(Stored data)
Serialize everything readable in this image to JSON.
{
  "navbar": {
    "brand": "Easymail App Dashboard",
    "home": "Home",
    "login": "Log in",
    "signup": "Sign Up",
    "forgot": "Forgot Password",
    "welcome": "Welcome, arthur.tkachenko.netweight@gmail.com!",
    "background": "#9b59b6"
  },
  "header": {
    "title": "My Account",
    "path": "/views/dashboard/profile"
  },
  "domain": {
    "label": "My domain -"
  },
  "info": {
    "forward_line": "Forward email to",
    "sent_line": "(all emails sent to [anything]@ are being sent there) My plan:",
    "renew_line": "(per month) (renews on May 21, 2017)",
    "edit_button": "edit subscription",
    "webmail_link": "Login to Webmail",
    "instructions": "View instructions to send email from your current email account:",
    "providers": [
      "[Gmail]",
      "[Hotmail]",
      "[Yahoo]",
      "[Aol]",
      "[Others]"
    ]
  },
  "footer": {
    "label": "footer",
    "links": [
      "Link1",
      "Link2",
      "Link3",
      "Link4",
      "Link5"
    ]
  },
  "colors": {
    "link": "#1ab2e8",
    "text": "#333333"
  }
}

## [Set problem]
All of the entries above must be quoted exactly.

## [Solution]
Serialize everything readable in this image to JSON.
{
  "navbar": {
    "brand": "Easymail App Dashboard",
    "home": "Home",
    "login": "Log in",
    "signup": "Sign Up",
    "forgot": "Forgot Password",
    "welcome": "Welcome, arthur.tkachenko.netweight@gmail.com!",
    "background": "#9b59b6"
  },
  "header": {
    "title": "My Account",
    "path": "/views/dashboard/profile"
  },
  "domain": {
    "label": "My domain -"
  },
  "info": {
    "forward_line": "Forward email to",
    "sent_line": "(all emails sent to [anything]@ are being sent there) My plan:",
    "renew_line": "(per month) (renews on May 21, 2017)",
    "edit_button": "edit subscription",
    "webmail_link": "Login to Webmail",
    "instructions": "View instructions to send email from your current email account:",
    "providers": [
      "[Gmail]",
      "[Hotmail]",
      "[Yahoo]",
      "[Aol]",
      "[Others]"
    ]
  },
  "footer": {
    "label": "footer",
    "links": [
      "Link1",
      "Link2",
      "Link3",
      "Link4",
      "Link5"
    ]
  },
  "colors": {
    "link": "#1ab2e8",
    "text": "#333333"
  }
}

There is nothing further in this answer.